◆ **MATERIAL SUPPLIED**:
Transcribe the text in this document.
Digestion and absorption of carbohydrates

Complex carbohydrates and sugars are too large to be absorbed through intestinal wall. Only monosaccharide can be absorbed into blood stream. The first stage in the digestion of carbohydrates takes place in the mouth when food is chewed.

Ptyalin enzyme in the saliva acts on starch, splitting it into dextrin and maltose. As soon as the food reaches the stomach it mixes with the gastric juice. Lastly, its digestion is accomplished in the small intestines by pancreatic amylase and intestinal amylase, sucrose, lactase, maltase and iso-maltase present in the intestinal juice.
--
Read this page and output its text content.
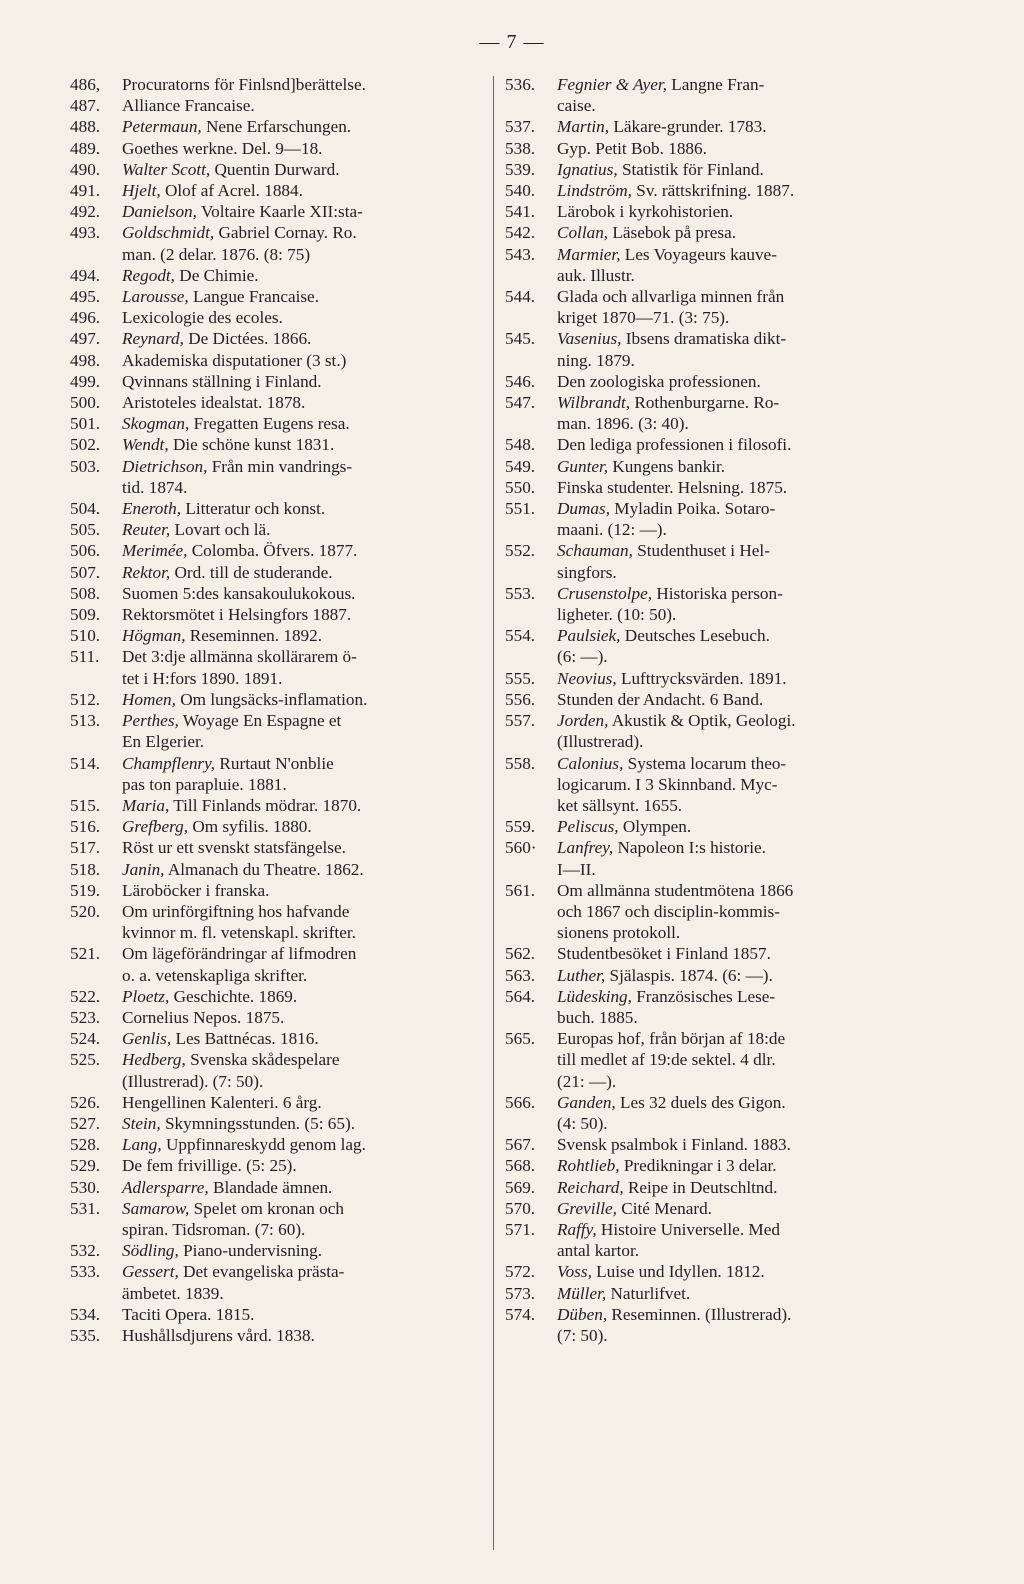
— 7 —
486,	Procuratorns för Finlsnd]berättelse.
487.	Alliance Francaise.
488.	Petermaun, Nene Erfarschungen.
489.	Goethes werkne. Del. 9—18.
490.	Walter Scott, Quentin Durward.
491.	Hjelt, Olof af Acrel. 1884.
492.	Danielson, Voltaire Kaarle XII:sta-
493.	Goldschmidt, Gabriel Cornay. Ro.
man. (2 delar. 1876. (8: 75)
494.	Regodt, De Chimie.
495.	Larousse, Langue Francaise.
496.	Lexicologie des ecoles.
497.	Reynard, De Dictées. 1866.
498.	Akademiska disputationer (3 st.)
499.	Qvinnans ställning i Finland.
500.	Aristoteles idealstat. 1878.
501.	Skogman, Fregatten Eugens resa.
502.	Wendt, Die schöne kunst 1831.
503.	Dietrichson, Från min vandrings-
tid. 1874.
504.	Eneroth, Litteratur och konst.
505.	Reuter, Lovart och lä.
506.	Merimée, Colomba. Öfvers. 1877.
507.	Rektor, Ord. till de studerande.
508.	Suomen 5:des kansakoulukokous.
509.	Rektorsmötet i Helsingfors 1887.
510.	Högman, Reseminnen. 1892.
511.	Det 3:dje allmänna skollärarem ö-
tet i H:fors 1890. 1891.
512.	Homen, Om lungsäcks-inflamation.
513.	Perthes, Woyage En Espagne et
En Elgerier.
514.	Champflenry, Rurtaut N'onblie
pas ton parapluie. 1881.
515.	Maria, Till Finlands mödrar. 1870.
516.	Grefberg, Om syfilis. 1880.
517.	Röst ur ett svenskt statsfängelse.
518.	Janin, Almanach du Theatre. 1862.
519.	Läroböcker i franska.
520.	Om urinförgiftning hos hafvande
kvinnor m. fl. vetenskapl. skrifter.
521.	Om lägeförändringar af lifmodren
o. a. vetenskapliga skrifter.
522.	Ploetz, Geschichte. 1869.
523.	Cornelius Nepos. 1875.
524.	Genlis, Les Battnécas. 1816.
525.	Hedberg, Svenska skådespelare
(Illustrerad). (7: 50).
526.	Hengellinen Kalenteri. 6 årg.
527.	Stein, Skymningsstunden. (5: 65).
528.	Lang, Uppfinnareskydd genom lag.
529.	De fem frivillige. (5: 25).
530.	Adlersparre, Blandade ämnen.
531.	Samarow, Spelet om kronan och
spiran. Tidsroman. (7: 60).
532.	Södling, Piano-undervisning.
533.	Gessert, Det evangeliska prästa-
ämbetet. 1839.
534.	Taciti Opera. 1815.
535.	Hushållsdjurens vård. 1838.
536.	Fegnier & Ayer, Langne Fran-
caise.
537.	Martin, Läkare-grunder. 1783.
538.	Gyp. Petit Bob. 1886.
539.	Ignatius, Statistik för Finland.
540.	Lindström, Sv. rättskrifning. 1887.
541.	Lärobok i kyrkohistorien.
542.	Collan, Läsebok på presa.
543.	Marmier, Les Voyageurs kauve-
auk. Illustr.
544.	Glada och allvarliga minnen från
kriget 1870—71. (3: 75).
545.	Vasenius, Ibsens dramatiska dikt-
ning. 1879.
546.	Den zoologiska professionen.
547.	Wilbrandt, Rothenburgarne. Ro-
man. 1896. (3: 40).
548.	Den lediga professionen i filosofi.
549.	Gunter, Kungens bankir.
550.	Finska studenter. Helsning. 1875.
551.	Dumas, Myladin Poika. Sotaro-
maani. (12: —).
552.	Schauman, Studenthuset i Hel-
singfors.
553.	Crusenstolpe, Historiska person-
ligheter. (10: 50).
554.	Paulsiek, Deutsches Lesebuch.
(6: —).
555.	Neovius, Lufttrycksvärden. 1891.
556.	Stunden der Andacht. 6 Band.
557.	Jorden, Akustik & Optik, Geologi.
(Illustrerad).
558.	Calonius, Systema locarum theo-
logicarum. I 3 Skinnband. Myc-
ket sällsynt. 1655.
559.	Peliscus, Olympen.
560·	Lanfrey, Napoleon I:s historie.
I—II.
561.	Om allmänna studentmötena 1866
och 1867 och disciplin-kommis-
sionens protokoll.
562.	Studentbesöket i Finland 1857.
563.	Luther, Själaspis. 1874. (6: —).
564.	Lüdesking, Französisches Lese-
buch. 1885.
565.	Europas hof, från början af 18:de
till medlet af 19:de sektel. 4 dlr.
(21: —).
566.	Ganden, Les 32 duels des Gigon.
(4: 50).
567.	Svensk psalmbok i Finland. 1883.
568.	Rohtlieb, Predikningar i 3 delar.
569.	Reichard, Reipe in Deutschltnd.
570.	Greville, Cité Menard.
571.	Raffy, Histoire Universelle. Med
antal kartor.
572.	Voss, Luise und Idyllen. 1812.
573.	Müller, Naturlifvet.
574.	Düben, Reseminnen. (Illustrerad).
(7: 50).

◆ **YOUR GOAL**: Spot the lines above that mention "Illustrerad" and copy them.

◆ **ANSWER TO THIS EXERCISE**:
(Illustrerad). (7: 50).
(Illustrerad).
574.	Düben, Reseminnen. (Illustrerad).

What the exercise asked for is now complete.